*WHAT IS NEEDED*:
Gather up all lines that carry the word "home".

*INPUT ROWS*:
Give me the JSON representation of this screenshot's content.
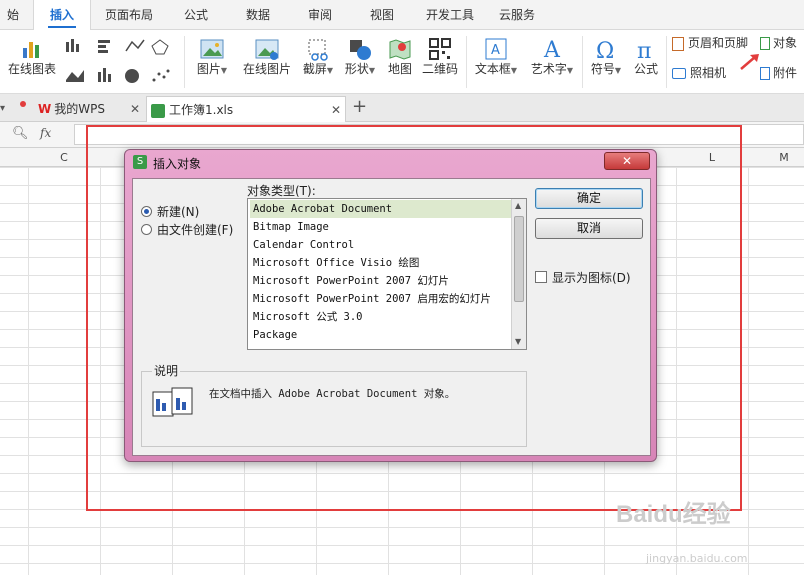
{
  "menu_tabs": [
    "始",
    "插入",
    "页面布局",
    "公式",
    "数据",
    "审阅",
    "视图",
    "开发工具",
    "云服务"
  ],
  "ribbon": {
    "buttons": {
      "online_chart": "在线图表",
      "picture": "图片",
      "online_picture": "在线图片",
      "screenshot": "截屏",
      "shape": "形状",
      "map": "地图",
      "qrcode": "二维码",
      "textbox": "文本框",
      "wordart": "艺术字",
      "symbol": "符号",
      "formula": "公式",
      "header_footer": "页眉和页脚",
      "camera": "照相机",
      "object": "对象",
      "attachment": "附件"
    }
  },
  "doc_tabs": {
    "wps": "我的WPS",
    "workbook": "工作簿1.xls"
  },
  "formula_bar": {
    "fx": "fx"
  },
  "columns": [
    "C",
    "L",
    "M"
  ],
  "dialog": {
    "title": "插入对象",
    "close": "✕",
    "radio_new": "新建(N)",
    "radio_from_file": "由文件创建(F)",
    "object_type_label": "对象类型(T):",
    "object_types": [
      "Adobe Acrobat Document",
      "Bitmap Image",
      "Calendar Control",
      "Microsoft Office Visio 绘图",
      "Microsoft PowerPoint 2007 幻灯片",
      "Microsoft PowerPoint 2007 启用宏的幻灯片",
      "Microsoft 公式 3.0",
      "Package"
    ],
    "ok": "确定",
    "cancel": "取消",
    "display_as_icon": "显示为图标(D)",
    "description_label": "说明",
    "description": "在文档中插入 Adobe Acrobat Document 对象。"
  },
  "watermark": {
    "text": "Baidu经验",
    "url": "jingyan.baidu.com"
  }
}
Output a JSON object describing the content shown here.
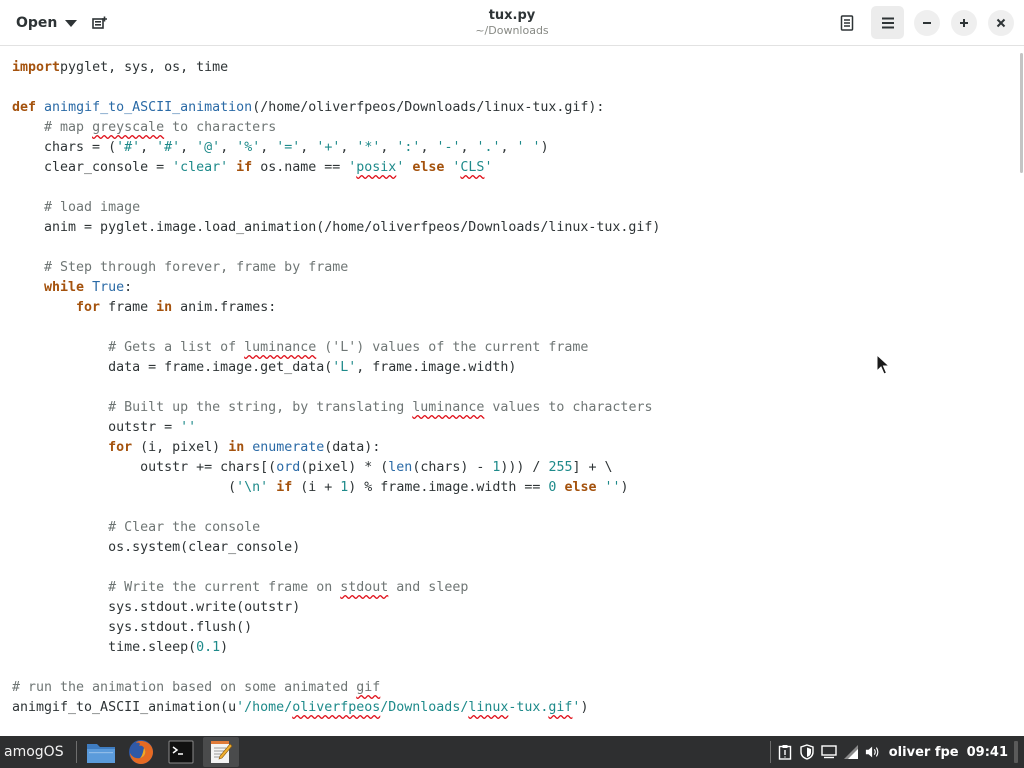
{
  "header": {
    "open_label": "Open",
    "title": "tux.py",
    "subtitle": "~/Downloads"
  },
  "editor": {
    "lines": [
      [
        [
          "k",
          "import"
        ],
        [
          "",
          "pyglet, sys, os, time"
        ]
      ],
      [],
      [
        [
          "k",
          "def"
        ],
        [
          "",
          " "
        ],
        [
          "f",
          "animgif_to_ASCII_animation"
        ],
        [
          "",
          "(/home/oliverfpeos/Downloads/linux-tux.gif):"
        ]
      ],
      [
        [
          "c",
          "    # map "
        ],
        [
          "c-sp",
          "greyscale"
        ],
        [
          "c",
          " to characters"
        ]
      ],
      [
        [
          "",
          "    chars = ("
        ],
        [
          "s",
          "'#'"
        ],
        [
          "",
          ", "
        ],
        [
          "s",
          "'#'"
        ],
        [
          "",
          ", "
        ],
        [
          "s",
          "'@'"
        ],
        [
          "",
          ", "
        ],
        [
          "s",
          "'%'"
        ],
        [
          "",
          ", "
        ],
        [
          "s",
          "'='"
        ],
        [
          "",
          ", "
        ],
        [
          "s",
          "'+'"
        ],
        [
          "",
          ", "
        ],
        [
          "s",
          "'*'"
        ],
        [
          "",
          ", "
        ],
        [
          "s",
          "':'"
        ],
        [
          "",
          ", "
        ],
        [
          "s",
          "'-'"
        ],
        [
          "",
          ", "
        ],
        [
          "s",
          "'.'"
        ],
        [
          "",
          ", "
        ],
        [
          "s",
          "' '"
        ],
        [
          "",
          ")"
        ]
      ],
      [
        [
          "",
          "    clear_console = "
        ],
        [
          "s",
          "'clear'"
        ],
        [
          "",
          " "
        ],
        [
          "k",
          "if"
        ],
        [
          "",
          " os.name == "
        ],
        [
          "s",
          "'"
        ],
        [
          "s-sp",
          "posix"
        ],
        [
          "s",
          "'"
        ],
        [
          "",
          " "
        ],
        [
          "k",
          "else"
        ],
        [
          "",
          " "
        ],
        [
          "s",
          "'"
        ],
        [
          "s-sp",
          "CLS"
        ],
        [
          "s",
          "'"
        ]
      ],
      [],
      [
        [
          "c",
          "    # load image"
        ]
      ],
      [
        [
          "",
          "    anim = pyglet.image.load_animation(/home/oliverfpeos/Downloads/linux-tux.gif)"
        ]
      ],
      [],
      [
        [
          "c",
          "    # Step through forever, frame by frame"
        ]
      ],
      [
        [
          "",
          "    "
        ],
        [
          "k",
          "while"
        ],
        [
          "",
          " "
        ],
        [
          "b",
          "True"
        ],
        [
          "",
          ":"
        ]
      ],
      [
        [
          "",
          "        "
        ],
        [
          "k",
          "for"
        ],
        [
          "",
          " frame "
        ],
        [
          "k",
          "in"
        ],
        [
          "",
          " anim.frames:"
        ]
      ],
      [],
      [
        [
          "c",
          "            # Gets a list of "
        ],
        [
          "c-sp",
          "luminance"
        ],
        [
          "c",
          " ('L') values of the current frame"
        ]
      ],
      [
        [
          "",
          "            data = frame.image.get_data("
        ],
        [
          "s",
          "'L'"
        ],
        [
          "",
          ", frame.image.width)"
        ]
      ],
      [],
      [
        [
          "c",
          "            # Built up the string, by translating "
        ],
        [
          "c-sp",
          "luminance"
        ],
        [
          "c",
          " values to characters"
        ]
      ],
      [
        [
          "",
          "            outstr = "
        ],
        [
          "s",
          "''"
        ]
      ],
      [
        [
          "",
          "            "
        ],
        [
          "k",
          "for"
        ],
        [
          "",
          " (i, pixel) "
        ],
        [
          "k",
          "in"
        ],
        [
          "",
          " "
        ],
        [
          "b",
          "enumerate"
        ],
        [
          "",
          "(data):"
        ]
      ],
      [
        [
          "",
          "                outstr += chars[("
        ],
        [
          "b",
          "ord"
        ],
        [
          "",
          "(pixel) * ("
        ],
        [
          "b",
          "len"
        ],
        [
          "",
          "(chars) - "
        ],
        [
          "n",
          "1"
        ],
        [
          "",
          "))) / "
        ],
        [
          "n",
          "255"
        ],
        [
          "",
          "] + \\"
        ]
      ],
      [
        [
          "",
          "                           ("
        ],
        [
          "s",
          "'\\n'"
        ],
        [
          "",
          " "
        ],
        [
          "k",
          "if"
        ],
        [
          "",
          " (i + "
        ],
        [
          "n",
          "1"
        ],
        [
          "",
          ") % frame.image.width == "
        ],
        [
          "n",
          "0"
        ],
        [
          "",
          " "
        ],
        [
          "k",
          "else"
        ],
        [
          "",
          " "
        ],
        [
          "s",
          "''"
        ],
        [
          "",
          ")"
        ]
      ],
      [],
      [
        [
          "c",
          "            # Clear the console"
        ]
      ],
      [
        [
          "",
          "            os.system(clear_console)"
        ]
      ],
      [],
      [
        [
          "c",
          "            # Write the current frame on "
        ],
        [
          "c-sp",
          "stdout"
        ],
        [
          "c",
          " and sleep"
        ]
      ],
      [
        [
          "",
          "            sys.stdout.write(outstr)"
        ]
      ],
      [
        [
          "",
          "            sys.stdout.flush()"
        ]
      ],
      [
        [
          "",
          "            time.sleep("
        ],
        [
          "n",
          "0.1"
        ],
        [
          "",
          ")"
        ]
      ],
      [],
      [
        [
          "c",
          "# run the animation based on some animated "
        ],
        [
          "c-sp",
          "gif"
        ]
      ],
      [
        [
          "",
          "animgif_to_ASCII_animation(u"
        ],
        [
          "s",
          "'/home/"
        ],
        [
          "s-sp",
          "oliverfpeos"
        ],
        [
          "s",
          "/Downloads/"
        ],
        [
          "s-sp",
          "linux"
        ],
        [
          "s",
          "-tux."
        ],
        [
          "s-sp",
          "gif"
        ],
        [
          "s",
          "'"
        ],
        [
          "",
          ")"
        ]
      ]
    ]
  },
  "taskbar": {
    "start_label": "amogOS",
    "apps": [
      {
        "name": "file-manager",
        "active": false
      },
      {
        "name": "firefox",
        "active": false
      },
      {
        "name": "terminal",
        "active": false
      },
      {
        "name": "text-editor",
        "active": true
      }
    ],
    "user": "oliver fpe",
    "clock": "09:41"
  }
}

*EXERCISE OUTPUT*:
          "(/home/oliverfpeos/Downloads/linux-tux.gif):"
          "    anim = pyglet.image.load_animation(/home/oliverfpeos/Downloads/linux-tux.gif)"
          "'/home/"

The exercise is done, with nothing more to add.